**Direction**
Give the listing again in full, exactly as written.

**Recorded data**

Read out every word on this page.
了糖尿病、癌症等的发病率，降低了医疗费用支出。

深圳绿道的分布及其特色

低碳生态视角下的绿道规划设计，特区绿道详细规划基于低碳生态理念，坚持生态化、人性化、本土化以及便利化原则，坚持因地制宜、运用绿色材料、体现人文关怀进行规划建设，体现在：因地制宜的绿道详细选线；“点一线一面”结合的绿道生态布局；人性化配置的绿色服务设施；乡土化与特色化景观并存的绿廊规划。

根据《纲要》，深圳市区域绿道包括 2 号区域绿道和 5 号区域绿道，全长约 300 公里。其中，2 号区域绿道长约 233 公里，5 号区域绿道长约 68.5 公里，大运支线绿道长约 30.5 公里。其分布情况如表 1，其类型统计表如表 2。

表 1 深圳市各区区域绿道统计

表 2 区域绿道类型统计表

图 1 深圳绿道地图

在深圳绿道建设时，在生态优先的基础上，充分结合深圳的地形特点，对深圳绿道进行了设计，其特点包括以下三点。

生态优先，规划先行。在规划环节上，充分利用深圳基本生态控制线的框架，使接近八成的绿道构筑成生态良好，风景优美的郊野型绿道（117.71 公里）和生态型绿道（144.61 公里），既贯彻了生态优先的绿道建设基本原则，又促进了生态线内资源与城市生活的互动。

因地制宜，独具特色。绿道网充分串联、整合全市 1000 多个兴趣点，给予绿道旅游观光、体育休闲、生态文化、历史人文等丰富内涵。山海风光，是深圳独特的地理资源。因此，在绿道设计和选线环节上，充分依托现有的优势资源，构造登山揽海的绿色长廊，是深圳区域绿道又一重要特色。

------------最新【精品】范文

**Solution to this exercise**
Read out every word on this page.
了糖尿病、癌症等的发病率，降低了医疗费用支出。

深圳绿道的分布及其特色

低碳生态视角下的绿道规划设计，特区绿道详细规划基于低碳生态理念，坚持生态化、人性化、本土化以及便利化原则，坚持因地制宜、运用绿色材料、体现人文关怀进行规划建设，体现在：因地制宜的绿道详细选线；“点一线一面”结合的绿道生态布局；人性化配置的绿色服务设施；乡土化与特色化景观并存的绿廊规划。

根据《纲要》，深圳市区域绿道包括 2 号区域绿道和 5 号区域绿道，全长约 300 公里。其中，2 号区域绿道长约 233 公里，5 号区域绿道长约 68.5 公里，大运支线绿道长约 30.5 公里。其分布情况如表 1，其类型统计表如表 2。

表 1 深圳市各区区域绿道统计

表 2 区域绿道类型统计表

图 1 深圳绿道地图

在深圳绿道建设时，在生态优先的基础上，充分结合深圳的地形特点，对深圳绿道进行了设计，其特点包括以下三点。

生态优先，规划先行。在规划环节上，充分利用深圳基本生态控制线的框架，使接近八成的绿道构筑成生态良好，风景优美的郊野型绿道（117.71 公里）和生态型绿道（144.61 公里），既贯彻了生态优先的绿道建设基本原则，又促进了生态线内资源与城市生活的互动。

因地制宜，独具特色。绿道网充分串联、整合全市 1000 多个兴趣点，给予绿道旅游观光、体育休闲、生态文化、历史人文等丰富内涵。山海风光，是深圳独特的地理资源。因此，在绿道设计和选线环节上，充分依托现有的优势资源，构造登山揽海的绿色长廊，是深圳区域绿道又一重要特色。

------------最新【精品】范文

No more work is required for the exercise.